◆ **Aim of the task**
Among the entries that follow, tally the lines with the string "should". Give no more than the number.

◆ **Data supplied**
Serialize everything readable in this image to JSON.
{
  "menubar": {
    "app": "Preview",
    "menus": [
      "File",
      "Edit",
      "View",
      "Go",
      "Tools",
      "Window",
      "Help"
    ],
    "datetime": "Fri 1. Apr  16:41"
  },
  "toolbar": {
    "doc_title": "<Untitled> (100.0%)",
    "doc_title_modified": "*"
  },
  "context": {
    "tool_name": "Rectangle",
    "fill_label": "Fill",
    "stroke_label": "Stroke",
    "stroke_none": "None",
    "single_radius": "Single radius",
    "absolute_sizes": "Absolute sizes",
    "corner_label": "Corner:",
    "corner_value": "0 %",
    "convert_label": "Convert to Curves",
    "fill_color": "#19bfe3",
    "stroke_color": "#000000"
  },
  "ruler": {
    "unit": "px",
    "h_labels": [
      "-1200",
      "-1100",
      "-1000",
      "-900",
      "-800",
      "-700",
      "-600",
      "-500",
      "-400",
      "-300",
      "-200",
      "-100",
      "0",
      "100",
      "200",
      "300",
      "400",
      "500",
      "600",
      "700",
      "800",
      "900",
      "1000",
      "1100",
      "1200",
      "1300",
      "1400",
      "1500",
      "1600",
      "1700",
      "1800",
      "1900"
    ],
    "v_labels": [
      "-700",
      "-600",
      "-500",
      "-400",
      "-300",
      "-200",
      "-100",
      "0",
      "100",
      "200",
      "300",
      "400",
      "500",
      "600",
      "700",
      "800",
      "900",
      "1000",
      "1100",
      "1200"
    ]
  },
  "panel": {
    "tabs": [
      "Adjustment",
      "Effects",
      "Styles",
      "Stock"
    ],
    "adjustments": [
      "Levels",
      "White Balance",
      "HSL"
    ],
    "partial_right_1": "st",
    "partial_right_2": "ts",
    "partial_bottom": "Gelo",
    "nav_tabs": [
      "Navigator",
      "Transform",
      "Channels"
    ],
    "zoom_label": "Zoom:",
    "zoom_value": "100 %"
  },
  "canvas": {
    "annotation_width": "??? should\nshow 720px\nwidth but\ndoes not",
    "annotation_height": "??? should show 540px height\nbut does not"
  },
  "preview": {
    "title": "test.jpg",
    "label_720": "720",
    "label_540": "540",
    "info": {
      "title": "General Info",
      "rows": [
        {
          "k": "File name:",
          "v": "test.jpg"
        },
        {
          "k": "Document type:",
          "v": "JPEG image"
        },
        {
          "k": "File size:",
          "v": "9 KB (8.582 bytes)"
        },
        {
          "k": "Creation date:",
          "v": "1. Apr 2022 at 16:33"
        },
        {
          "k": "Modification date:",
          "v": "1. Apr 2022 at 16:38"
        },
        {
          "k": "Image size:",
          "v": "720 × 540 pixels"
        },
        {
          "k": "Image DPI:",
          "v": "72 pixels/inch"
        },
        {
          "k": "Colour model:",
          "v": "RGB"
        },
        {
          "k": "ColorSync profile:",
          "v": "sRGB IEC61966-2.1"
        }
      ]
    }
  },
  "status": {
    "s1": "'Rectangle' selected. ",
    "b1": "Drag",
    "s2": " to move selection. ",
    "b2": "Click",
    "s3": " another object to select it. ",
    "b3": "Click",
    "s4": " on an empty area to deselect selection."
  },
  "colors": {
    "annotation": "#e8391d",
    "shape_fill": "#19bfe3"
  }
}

◆ **Exercise result**
2